What you have to do —
Please rewrite the lines of the records, beginning at the line that has "- data-point: [134, 375, 152, 393]" and stopping after the line that has "- legend-swatch: [586, 76, 607, 97]". Replace "data-point" with "point-marker" and leave all else unchanged.

(Data items)
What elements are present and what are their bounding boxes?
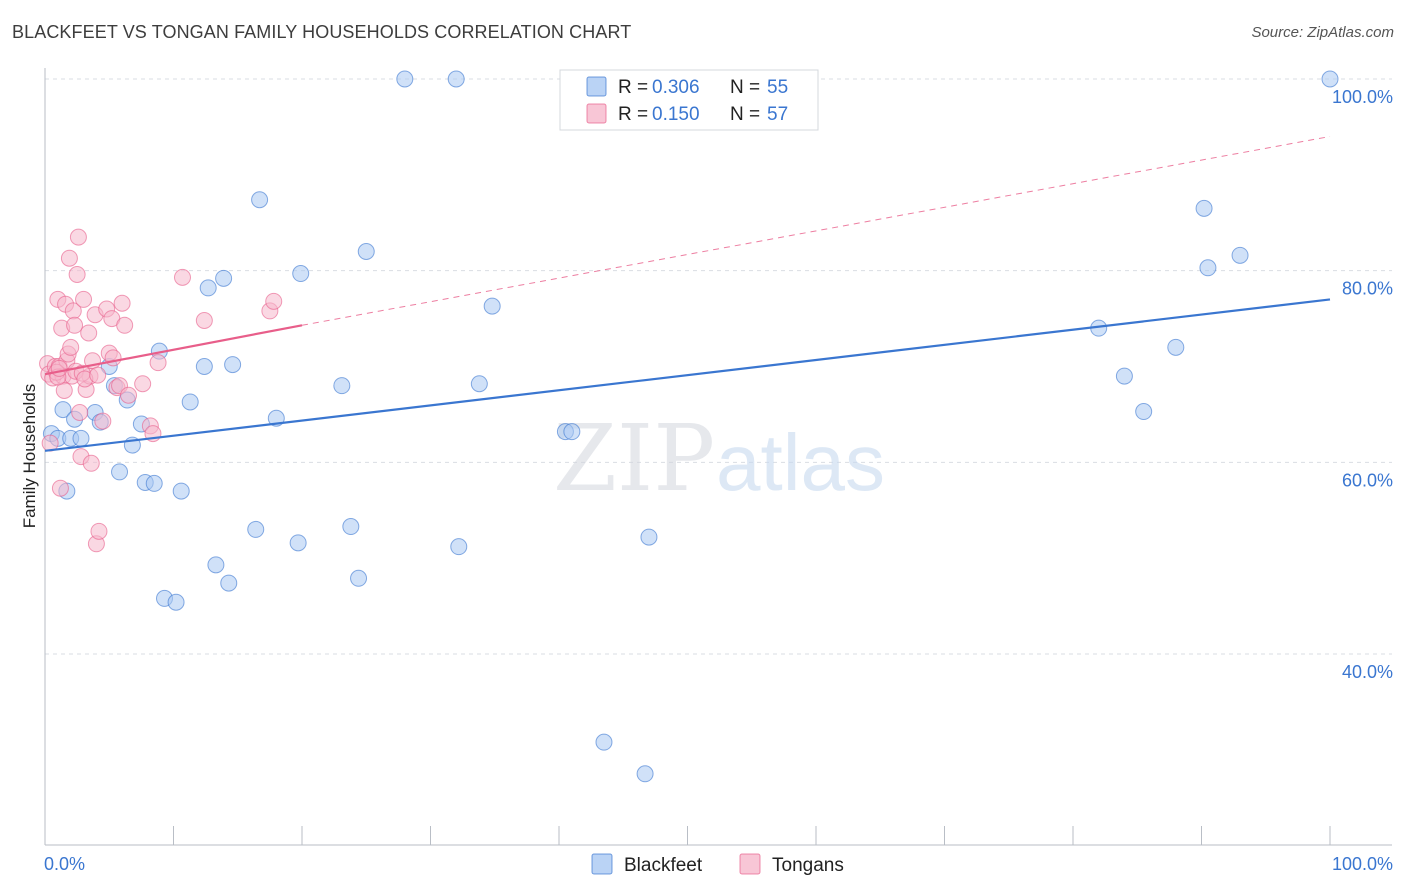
- data-point: [134, 375, 152, 393]
- n-label: N =: [730, 104, 760, 125]
- data-point: [207, 556, 225, 574]
- trend-line-blackfeet: [44, 298, 1331, 452]
- data-point: [104, 349, 122, 367]
- data-point: [289, 534, 307, 552]
- data-point: [60, 249, 78, 267]
- legend-swatch: [586, 76, 607, 97]
- data-point: [595, 733, 613, 751]
- data-point: [54, 401, 72, 419]
- data-point: [75, 290, 93, 308]
- data-point: [50, 359, 68, 377]
- data-point: [1135, 403, 1153, 421]
- data-point: [1115, 367, 1133, 385]
- data-point: [71, 404, 89, 421]
- data-point: [68, 266, 86, 283]
- source-label: Source: ZipAtlas.com: [1251, 24, 1394, 41]
- data-point: [396, 70, 414, 88]
- data-point: [80, 324, 98, 342]
- data-point: [172, 482, 190, 500]
- data-point: [640, 528, 658, 546]
- data-point: [292, 265, 310, 283]
- r-label: R =: [618, 104, 648, 125]
- r-label: R =: [618, 77, 648, 98]
- data-point: [224, 356, 242, 374]
- data-point: [483, 297, 501, 315]
- data-point: [195, 358, 213, 375]
- n-label: N =: [730, 77, 760, 98]
- r-value: 0.150: [652, 104, 700, 125]
- data-point: [1199, 259, 1217, 277]
- y-tick-label: 60.0%: [1342, 470, 1393, 490]
- stats-legend: R = 0.306 N = 55 R = 0.150 N = 57: [559, 69, 819, 131]
- data-point: [450, 538, 468, 556]
- data-point: [173, 268, 191, 286]
- data-point: [636, 765, 654, 783]
- data-point: [350, 569, 368, 587]
- legend-swatch: [591, 853, 613, 875]
- data-point: [120, 386, 138, 404]
- n-value: 57: [767, 104, 788, 125]
- data-point: [94, 412, 112, 430]
- y-tick-label: 40.0%: [1342, 662, 1393, 682]
- watermark: ZIP atlas: [553, 405, 885, 512]
- data-point: [51, 479, 69, 497]
- legend-swatch: [586, 103, 607, 124]
- data-point: [181, 393, 199, 411]
- data-point: [113, 294, 131, 312]
- data-point: [247, 520, 265, 538]
- data-point: [195, 312, 213, 329]
- x-tick-label: 100.0%: [1332, 854, 1393, 874]
- watermark-atlas: atlas: [716, 418, 885, 507]
- data-point: [1231, 246, 1249, 264]
- data-point: [82, 454, 100, 472]
- series-blackfeet: [42, 70, 1339, 783]
- y-tick-label: 80.0%: [1342, 279, 1393, 299]
- data-point: [69, 228, 87, 246]
- legend-swatch: [739, 853, 761, 875]
- data-point: [149, 354, 167, 372]
- data-point: [220, 574, 238, 592]
- data-point: [470, 375, 488, 393]
- chart-title: BLACKFEET VS TONGAN FAMILY HOUSEHOLDS CO…: [12, 22, 632, 42]
- data-point: [116, 316, 134, 334]
- y-tick-label: 100.0%: [1332, 87, 1393, 107]
- data-point: [1167, 338, 1185, 356]
- x-tick-label: 0.0%: [44, 854, 85, 874]
- data-point: [1321, 70, 1339, 88]
- watermark-zip: ZIP: [553, 405, 715, 512]
- data-point: [66, 316, 84, 334]
- data-point: [145, 474, 163, 492]
- trend-line-extension: [301, 136, 1331, 326]
- data-point: [342, 518, 360, 536]
- y-axis-label: Family Households: [20, 384, 39, 529]
- data-point: [1195, 199, 1213, 217]
- data-point: [62, 338, 80, 356]
- data-point: [447, 70, 465, 88]
- r-value: 0.306: [652, 77, 700, 98]
- legend-label: Tongans: [772, 855, 844, 876]
- data-point: [563, 423, 581, 441]
- data-point: [90, 522, 108, 540]
- data-point: [167, 593, 185, 611]
- legend-label: Blackfeet: [624, 855, 703, 876]
- data-point: [111, 463, 129, 481]
- data-point: [89, 366, 107, 384]
- data-point: [72, 429, 90, 447]
- series-legend: Blackfeet Tongans: [591, 853, 844, 876]
- data-point: [215, 269, 233, 287]
- series-tongans: [39, 228, 283, 553]
- data-point: [333, 377, 351, 395]
- data-point: [357, 243, 375, 260]
- data-point: [199, 279, 217, 297]
- n-value: 55: [767, 77, 788, 98]
- data-point: [251, 191, 269, 209]
- trend-line-tongans: [44, 324, 303, 376]
- data-point: [265, 292, 283, 310]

Reply to the task —
- point-marker: [134, 375, 152, 393]
- n-label: N =: [730, 104, 760, 125]
- point-marker: [207, 556, 225, 574]
- trend-line-blackfeet: [44, 298, 1331, 452]
- point-marker: [104, 349, 122, 367]
- point-marker: [289, 534, 307, 552]
- point-marker: [60, 249, 78, 267]
- legend-swatch: [586, 76, 607, 97]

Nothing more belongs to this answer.